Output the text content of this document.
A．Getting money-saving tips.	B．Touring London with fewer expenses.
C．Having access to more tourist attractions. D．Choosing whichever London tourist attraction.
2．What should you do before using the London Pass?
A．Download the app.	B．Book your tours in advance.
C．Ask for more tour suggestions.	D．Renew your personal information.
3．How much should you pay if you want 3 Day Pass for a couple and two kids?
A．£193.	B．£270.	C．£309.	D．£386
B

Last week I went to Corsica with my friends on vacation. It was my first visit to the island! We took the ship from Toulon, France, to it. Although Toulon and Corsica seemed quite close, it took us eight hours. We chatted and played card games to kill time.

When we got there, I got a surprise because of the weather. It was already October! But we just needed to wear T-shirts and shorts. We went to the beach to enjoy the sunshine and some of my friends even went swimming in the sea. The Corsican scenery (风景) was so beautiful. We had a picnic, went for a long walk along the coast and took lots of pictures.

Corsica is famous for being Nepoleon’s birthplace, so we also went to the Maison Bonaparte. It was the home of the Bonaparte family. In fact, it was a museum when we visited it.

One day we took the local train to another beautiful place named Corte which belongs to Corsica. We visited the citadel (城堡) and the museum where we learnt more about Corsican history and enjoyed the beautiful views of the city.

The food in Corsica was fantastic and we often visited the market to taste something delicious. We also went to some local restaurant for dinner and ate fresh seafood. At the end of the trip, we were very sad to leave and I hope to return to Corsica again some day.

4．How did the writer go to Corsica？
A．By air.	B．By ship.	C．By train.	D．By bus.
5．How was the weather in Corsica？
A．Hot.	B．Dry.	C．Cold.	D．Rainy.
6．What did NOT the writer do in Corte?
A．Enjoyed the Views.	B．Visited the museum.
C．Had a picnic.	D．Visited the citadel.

==============================

* _Exercise requirements_
Read the lines above. Gather those in which the string "more" is found.

* _Exercise response_
C．Having access to more tourist attractions. D．Choosing whichever London tourist attraction.
C．Ask for more tour suggestions.	D．Renew your personal information.
One day we took the local train to another beautiful place named Corte which belongs to Corsica. We visited the citadel (城堡) and the museum where we learnt more about Corsican history and enjoyed the beautiful views of the city.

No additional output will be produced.